[Saved entries]
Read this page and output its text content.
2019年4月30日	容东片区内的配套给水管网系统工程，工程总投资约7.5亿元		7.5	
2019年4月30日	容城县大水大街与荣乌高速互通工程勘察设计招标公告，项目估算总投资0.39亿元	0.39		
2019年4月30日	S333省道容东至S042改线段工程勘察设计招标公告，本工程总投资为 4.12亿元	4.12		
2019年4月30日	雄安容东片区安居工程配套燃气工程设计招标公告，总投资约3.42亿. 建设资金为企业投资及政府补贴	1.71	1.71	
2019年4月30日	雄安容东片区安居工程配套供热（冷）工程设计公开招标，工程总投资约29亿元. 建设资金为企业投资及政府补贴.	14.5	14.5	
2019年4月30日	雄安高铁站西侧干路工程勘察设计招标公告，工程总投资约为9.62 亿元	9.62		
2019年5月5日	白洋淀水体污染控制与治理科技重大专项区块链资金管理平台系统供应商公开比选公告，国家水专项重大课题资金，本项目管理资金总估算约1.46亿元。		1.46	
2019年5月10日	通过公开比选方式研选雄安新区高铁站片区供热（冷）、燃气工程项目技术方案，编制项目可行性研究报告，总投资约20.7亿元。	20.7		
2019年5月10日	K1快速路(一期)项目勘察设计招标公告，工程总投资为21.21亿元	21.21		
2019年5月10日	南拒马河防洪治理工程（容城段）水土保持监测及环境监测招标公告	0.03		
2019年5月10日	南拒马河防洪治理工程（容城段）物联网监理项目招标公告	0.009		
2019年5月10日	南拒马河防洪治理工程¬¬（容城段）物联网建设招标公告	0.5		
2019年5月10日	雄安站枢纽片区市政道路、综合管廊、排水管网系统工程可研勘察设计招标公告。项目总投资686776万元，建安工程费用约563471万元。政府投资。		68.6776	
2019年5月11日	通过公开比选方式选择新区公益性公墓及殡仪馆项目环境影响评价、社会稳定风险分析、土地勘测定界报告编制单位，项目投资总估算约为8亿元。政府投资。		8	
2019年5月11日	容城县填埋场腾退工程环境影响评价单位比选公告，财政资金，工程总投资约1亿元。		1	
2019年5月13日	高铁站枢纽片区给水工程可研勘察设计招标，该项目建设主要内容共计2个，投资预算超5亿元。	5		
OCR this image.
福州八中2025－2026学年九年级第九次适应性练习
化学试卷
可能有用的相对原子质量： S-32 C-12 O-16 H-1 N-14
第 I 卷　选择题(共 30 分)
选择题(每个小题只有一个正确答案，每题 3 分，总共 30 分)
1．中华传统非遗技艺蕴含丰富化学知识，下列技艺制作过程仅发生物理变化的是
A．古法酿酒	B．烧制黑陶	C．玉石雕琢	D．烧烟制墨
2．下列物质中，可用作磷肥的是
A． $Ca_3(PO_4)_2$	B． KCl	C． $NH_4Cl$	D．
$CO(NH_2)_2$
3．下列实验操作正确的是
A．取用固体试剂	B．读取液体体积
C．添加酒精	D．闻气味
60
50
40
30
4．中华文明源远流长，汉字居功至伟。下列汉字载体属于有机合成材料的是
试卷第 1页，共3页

_TASK BRIEF_
Restate every line of the data word for word.

_CORRECT ANSWER_
Read this page and output its text content.
2019年4月30日	容东片区内的配套给水管网系统工程，工程总投资约7.5亿元		7.5	
2019年4月30日	容城县大水大街与荣乌高速互通工程勘察设计招标公告，项目估算总投资0.39亿元	0.39		
2019年4月30日	S333省道容东至S042改线段工程勘察设计招标公告，本工程总投资为 4.12亿元	4.12		
2019年4月30日	雄安容东片区安居工程配套燃气工程设计招标公告，总投资约3.42亿. 建设资金为企业投资及政府补贴	1.71	1.71	
2019年4月30日	雄安容东片区安居工程配套供热（冷）工程设计公开招标，工程总投资约29亿元. 建设资金为企业投资及政府补贴.	14.5	14.5	
2019年4月30日	雄安高铁站西侧干路工程勘察设计招标公告，工程总投资约为9.62 亿元	9.62		
2019年5月5日	白洋淀水体污染控制与治理科技重大专项区块链资金管理平台系统供应商公开比选公告，国家水专项重大课题资金，本项目管理资金总估算约1.46亿元。		1.46	
2019年5月10日	通过公开比选方式研选雄安新区高铁站片区供热（冷）、燃气工程项目技术方案，编制项目可行性研究报告，总投资约20.7亿元。	20.7		
2019年5月10日	K1快速路(一期)项目勘察设计招标公告，工程总投资为21.21亿元	21.21		
2019年5月10日	南拒马河防洪治理工程（容城段）水土保持监测及环境监测招标公告	0.03		
2019年5月10日	南拒马河防洪治理工程（容城段）物联网监理项目招标公告	0.009		
2019年5月10日	南拒马河防洪治理工程¬¬（容城段）物联网建设招标公告	0.5		
2019年5月10日	雄安站枢纽片区市政道路、综合管廊、排水管网系统工程可研勘察设计招标公告。项目总投资686776万元，建安工程费用约563471万元。政府投资。		68.6776	
2019年5月11日	通过公开比选方式选择新区公益性公墓及殡仪馆项目环境影响评价、社会稳定风险分析、土地勘测定界报告编制单位，项目投资总估算约为8亿元。政府投资。		8	
2019年5月11日	容城县填埋场腾退工程环境影响评价单位比选公告，财政资金，工程总投资约1亿元。		1	
2019年5月13日	高铁站枢纽片区给水工程可研勘察设计招标，该项目建设主要内容共计2个，投资预算超5亿元。	5		
OCR this image.
福州八中2025－2026学年九年级第九次适应性练习
化学试卷
可能有用的相对原子质量： S-32 C-12 O-16 H-1 N-14
第 I 卷　选择题(共 30 分)
选择题(每个小题只有一个正确答案，每题 3 分，总共 30 分)
1．中华传统非遗技艺蕴含丰富化学知识，下列技艺制作过程仅发生物理变化的是
A．古法酿酒	B．烧制黑陶	C．玉石雕琢	D．烧烟制墨
2．下列物质中，可用作磷肥的是
A． $Ca_3(PO_4)_2$	B． KCl	C． $NH_4Cl$	D．
$CO(NH_2)_2$
3．下列实验操作正确的是
A．取用固体试剂	B．读取液体体积
C．添加酒精	D．闻气味
60
50
40
30
4．中华文明源远流长，汉字居功至伟。下列汉字载体属于有机合成材料的是
试卷第 1页，共3页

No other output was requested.